══ INPUT ROWS

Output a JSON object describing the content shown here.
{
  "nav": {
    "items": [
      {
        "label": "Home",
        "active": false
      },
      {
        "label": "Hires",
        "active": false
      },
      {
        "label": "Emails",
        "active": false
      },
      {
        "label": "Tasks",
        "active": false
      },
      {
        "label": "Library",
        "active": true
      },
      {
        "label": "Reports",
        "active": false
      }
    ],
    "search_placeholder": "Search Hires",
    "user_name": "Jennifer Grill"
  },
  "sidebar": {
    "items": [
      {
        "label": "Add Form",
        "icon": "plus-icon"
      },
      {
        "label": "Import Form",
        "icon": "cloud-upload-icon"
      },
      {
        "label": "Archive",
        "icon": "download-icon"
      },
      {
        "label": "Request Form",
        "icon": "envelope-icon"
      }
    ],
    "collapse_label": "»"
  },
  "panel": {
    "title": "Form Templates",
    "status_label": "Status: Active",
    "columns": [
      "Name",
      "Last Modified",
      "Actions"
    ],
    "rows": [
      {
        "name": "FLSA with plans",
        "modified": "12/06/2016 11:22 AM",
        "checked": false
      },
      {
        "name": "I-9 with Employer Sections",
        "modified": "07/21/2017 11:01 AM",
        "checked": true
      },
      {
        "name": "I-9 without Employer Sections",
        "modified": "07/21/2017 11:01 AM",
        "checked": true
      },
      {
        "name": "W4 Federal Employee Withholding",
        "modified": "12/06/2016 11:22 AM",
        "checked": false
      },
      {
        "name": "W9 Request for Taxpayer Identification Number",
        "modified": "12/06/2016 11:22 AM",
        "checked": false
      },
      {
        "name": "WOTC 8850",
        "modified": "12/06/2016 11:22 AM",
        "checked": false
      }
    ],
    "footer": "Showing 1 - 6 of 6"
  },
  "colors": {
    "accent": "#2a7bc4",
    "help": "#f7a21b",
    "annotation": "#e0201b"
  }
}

════

* EXERCISE AIM *
Reproduce the full listing word for word.

* EXERCISE ANSWER *
Output a JSON object describing the content shown here.
{
  "nav": {
    "items": [
      {
        "label": "Home",
        "active": false
      },
      {
        "label": "Hires",
        "active": false
      },
      {
        "label": "Emails",
        "active": false
      },
      {
        "label": "Tasks",
        "active": false
      },
      {
        "label": "Library",
        "active": true
      },
      {
        "label": "Reports",
        "active": false
      }
    ],
    "search_placeholder": "Search Hires",
    "user_name": "Jennifer Grill"
  },
  "sidebar": {
    "items": [
      {
        "label": "Add Form",
        "icon": "plus-icon"
      },
      {
        "label": "Import Form",
        "icon": "cloud-upload-icon"
      },
      {
        "label": "Archive",
        "icon": "download-icon"
      },
      {
        "label": "Request Form",
        "icon": "envelope-icon"
      }
    ],
    "collapse_label": "»"
  },
  "panel": {
    "title": "Form Templates",
    "status_label": "Status: Active",
    "columns": [
      "Name",
      "Last Modified",
      "Actions"
    ],
    "rows": [
      {
        "name": "FLSA with plans",
        "modified": "12/06/2016 11:22 AM",
        "checked": false
      },
      {
        "name": "I-9 with Employer Sections",
        "modified": "07/21/2017 11:01 AM",
        "checked": true
      },
      {
        "name": "I-9 without Employer Sections",
        "modified": "07/21/2017 11:01 AM",
        "checked": true
      },
      {
        "name": "W4 Federal Employee Withholding",
        "modified": "12/06/2016 11:22 AM",
        "checked": false
      },
      {
        "name": "W9 Request for Taxpayer Identification Number",
        "modified": "12/06/2016 11:22 AM",
        "checked": false
      },
      {
        "name": "WOTC 8850",
        "modified": "12/06/2016 11:22 AM",
        "checked": false
      }
    ],
    "footer": "Showing 1 - 6 of 6"
  },
  "colors": {
    "accent": "#2a7bc4",
    "help": "#f7a21b",
    "annotation": "#e0201b"
  }
}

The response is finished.